■ Work to be completed: Exclude the pictures and return every line exactly as written.

(Stored items from a collection)

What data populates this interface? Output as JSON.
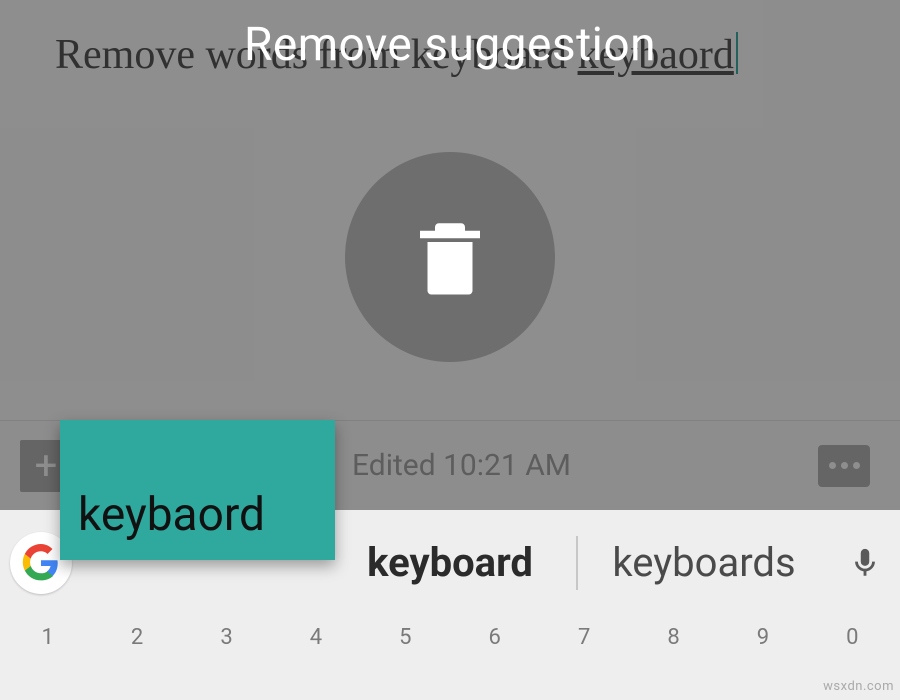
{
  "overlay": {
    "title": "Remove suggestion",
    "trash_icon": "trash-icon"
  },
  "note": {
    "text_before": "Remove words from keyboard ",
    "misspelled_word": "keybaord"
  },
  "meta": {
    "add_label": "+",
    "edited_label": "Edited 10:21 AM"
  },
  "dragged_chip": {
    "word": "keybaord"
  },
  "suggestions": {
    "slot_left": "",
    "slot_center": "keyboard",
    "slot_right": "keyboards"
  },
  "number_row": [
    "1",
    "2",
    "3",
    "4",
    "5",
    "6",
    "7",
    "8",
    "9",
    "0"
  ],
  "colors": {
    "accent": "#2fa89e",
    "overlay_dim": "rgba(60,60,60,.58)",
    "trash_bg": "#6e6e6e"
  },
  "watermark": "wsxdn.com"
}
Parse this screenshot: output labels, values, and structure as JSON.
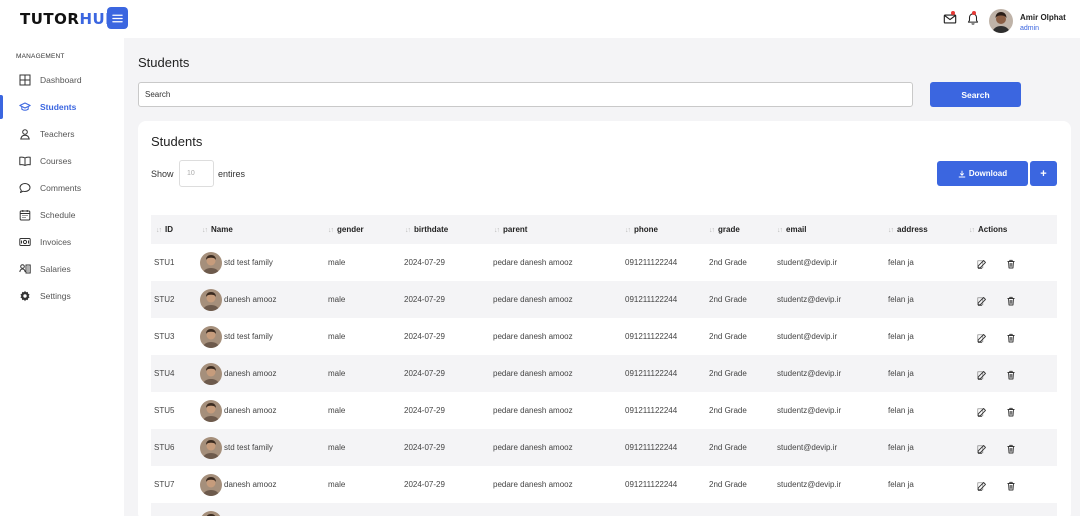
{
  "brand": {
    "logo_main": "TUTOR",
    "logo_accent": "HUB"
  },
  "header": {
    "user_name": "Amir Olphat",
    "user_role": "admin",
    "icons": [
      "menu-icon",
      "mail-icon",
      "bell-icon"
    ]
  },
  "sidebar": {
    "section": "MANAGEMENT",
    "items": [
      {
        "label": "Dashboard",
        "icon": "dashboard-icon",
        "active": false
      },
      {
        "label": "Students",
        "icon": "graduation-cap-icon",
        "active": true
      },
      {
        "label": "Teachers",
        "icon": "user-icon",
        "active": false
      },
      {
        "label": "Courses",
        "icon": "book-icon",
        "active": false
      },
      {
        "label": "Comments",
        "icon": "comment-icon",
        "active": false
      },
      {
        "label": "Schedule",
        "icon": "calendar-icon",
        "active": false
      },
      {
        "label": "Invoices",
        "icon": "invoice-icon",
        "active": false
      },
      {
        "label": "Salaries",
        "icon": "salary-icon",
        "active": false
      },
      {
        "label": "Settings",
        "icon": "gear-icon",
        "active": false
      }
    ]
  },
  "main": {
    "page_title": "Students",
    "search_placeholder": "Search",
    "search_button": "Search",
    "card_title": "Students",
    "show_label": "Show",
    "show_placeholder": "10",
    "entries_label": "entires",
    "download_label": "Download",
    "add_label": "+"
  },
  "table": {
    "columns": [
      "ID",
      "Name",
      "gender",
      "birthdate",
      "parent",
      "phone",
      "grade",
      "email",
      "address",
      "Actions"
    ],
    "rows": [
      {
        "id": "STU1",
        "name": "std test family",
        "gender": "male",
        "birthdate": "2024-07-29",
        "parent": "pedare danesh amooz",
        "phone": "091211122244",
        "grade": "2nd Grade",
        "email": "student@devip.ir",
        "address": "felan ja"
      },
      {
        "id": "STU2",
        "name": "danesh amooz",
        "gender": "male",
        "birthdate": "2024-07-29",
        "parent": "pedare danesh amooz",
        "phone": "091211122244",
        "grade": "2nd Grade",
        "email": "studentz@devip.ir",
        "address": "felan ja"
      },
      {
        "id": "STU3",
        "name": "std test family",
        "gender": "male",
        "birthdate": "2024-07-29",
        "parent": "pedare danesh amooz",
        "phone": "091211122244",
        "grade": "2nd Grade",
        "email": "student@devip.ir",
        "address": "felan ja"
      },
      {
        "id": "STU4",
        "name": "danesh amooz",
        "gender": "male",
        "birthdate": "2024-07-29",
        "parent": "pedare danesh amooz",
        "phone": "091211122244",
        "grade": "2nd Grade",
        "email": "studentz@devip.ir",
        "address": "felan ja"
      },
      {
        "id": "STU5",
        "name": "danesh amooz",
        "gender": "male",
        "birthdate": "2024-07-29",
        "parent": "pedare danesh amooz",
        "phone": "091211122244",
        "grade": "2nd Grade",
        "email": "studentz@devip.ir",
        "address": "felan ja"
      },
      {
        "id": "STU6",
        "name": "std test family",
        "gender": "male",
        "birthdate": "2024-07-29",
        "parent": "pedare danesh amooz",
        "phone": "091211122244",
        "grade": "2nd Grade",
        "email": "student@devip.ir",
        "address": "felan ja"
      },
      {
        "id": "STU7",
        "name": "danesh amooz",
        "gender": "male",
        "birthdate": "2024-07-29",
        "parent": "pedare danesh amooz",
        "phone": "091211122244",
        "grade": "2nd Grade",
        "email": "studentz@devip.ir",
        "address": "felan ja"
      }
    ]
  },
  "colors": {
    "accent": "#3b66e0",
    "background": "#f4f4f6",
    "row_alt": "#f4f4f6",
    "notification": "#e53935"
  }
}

■ Response:
What data populates this interface? Output as JSON.
{
  "overlay": {
    "title": "Remove suggestion",
    "trash_icon": "trash-icon"
  },
  "note": {
    "text_before": "Remove words from keyboard ",
    "misspelled_word": "keybaord"
  },
  "meta": {
    "add_label": "+",
    "edited_label": "Edited 10:21 AM"
  },
  "dragged_chip": {
    "word": "keybaord"
  },
  "suggestions": {
    "slot_left": "",
    "slot_center": "keyboard",
    "slot_right": "keyboards"
  },
  "number_row": [
    "1",
    "2",
    "3",
    "4",
    "5",
    "6",
    "7",
    "8",
    "9",
    "0"
  ],
  "colors": {
    "accent": "#2fa89e",
    "overlay_dim": "rgba(60,60,60,.58)",
    "trash_bg": "#6e6e6e"
  },
  "watermark": "wsxdn.com"
}
Parse this screenshot: output labels, values, and structure as JSON.
{
  "brand": {
    "logo_main": "TUTOR",
    "logo_accent": "HUB"
  },
  "header": {
    "user_name": "Amir Olphat",
    "user_role": "admin",
    "icons": [
      "menu-icon",
      "mail-icon",
      "bell-icon"
    ]
  },
  "sidebar": {
    "section": "MANAGEMENT",
    "items": [
      {
        "label": "Dashboard",
        "icon": "dashboard-icon",
        "active": false
      },
      {
        "label": "Students",
        "icon": "graduation-cap-icon",
        "active": true
      },
      {
        "label": "Teachers",
        "icon": "user-icon",
        "active": false
      },
      {
        "label": "Courses",
        "icon": "book-icon",
        "active": false
      },
      {
        "label": "Comments",
        "icon": "comment-icon",
        "active": false
      },
      {
        "label": "Schedule",
        "icon": "calendar-icon",
        "active": false
      },
      {
        "label": "Invoices",
        "icon": "invoice-icon",
        "active": false
      },
      {
        "label": "Salaries",
        "icon": "salary-icon",
        "active": false
      },
      {
        "label": "Settings",
        "icon": "gear-icon",
        "active": false
      }
    ]
  },
  "main": {
    "page_title": "Students",
    "search_placeholder": "Search",
    "search_button": "Search",
    "card_title": "Students",
    "show_label": "Show",
    "show_placeholder": "10",
    "entries_label": "entires",
    "download_label": "Download",
    "add_label": "+"
  },
  "table": {
    "columns": [
      "ID",
      "Name",
      "gender",
      "birthdate",
      "parent",
      "phone",
      "grade",
      "email",
      "address",
      "Actions"
    ],
    "rows": [
      {
        "id": "STU1",
        "name": "std test family",
        "gender": "male",
        "birthdate": "2024-07-29",
        "parent": "pedare danesh amooz",
        "phone": "091211122244",
        "grade": "2nd Grade",
        "email": "student@devip.ir",
        "address": "felan ja"
      },
      {
        "id": "STU2",
        "name": "danesh amooz",
        "gender": "male",
        "birthdate": "2024-07-29",
        "parent": "pedare danesh amooz",
        "phone": "091211122244",
        "grade": "2nd Grade",
        "email": "studentz@devip.ir",
        "address": "felan ja"
      },
      {
        "id": "STU3",
        "name": "std test family",
        "gender": "male",
        "birthdate": "2024-07-29",
        "parent": "pedare danesh amooz",
        "phone": "091211122244",
        "grade": "2nd Grade",
        "email": "student@devip.ir",
        "address": "felan ja"
      },
      {
        "id": "STU4",
        "name": "danesh amooz",
        "gender": "male",
        "birthdate": "2024-07-29",
        "parent": "pedare danesh amooz",
        "phone": "091211122244",
        "grade": "2nd Grade",
        "email": "studentz@devip.ir",
        "address": "felan ja"
      },
      {
        "id": "STU5",
        "name": "danesh amooz",
        "gender": "male",
        "birthdate": "2024-07-29",
        "parent": "pedare danesh amooz",
        "phone": "091211122244",
        "grade": "2nd Grade",
        "email": "studentz@devip.ir",
        "address": "felan ja"
      },
      {
        "id": "STU6",
        "name": "std test family",
        "gender": "male",
        "birthdate": "2024-07-29",
        "parent": "pedare danesh amooz",
        "phone": "091211122244",
        "grade": "2nd Grade",
        "email": "student@devip.ir",
        "address": "felan ja"
      },
      {
        "id": "STU7",
        "name": "danesh amooz",
        "gender": "male",
        "birthdate": "2024-07-29",
        "parent": "pedare danesh amooz",
        "phone": "091211122244",
        "grade": "2nd Grade",
        "email": "studentz@devip.ir",
        "address": "felan ja"
      }
    ]
  },
  "colors": {
    "accent": "#3b66e0",
    "background": "#f4f4f6",
    "row_alt": "#f4f4f6",
    "notification": "#e53935"
  }
}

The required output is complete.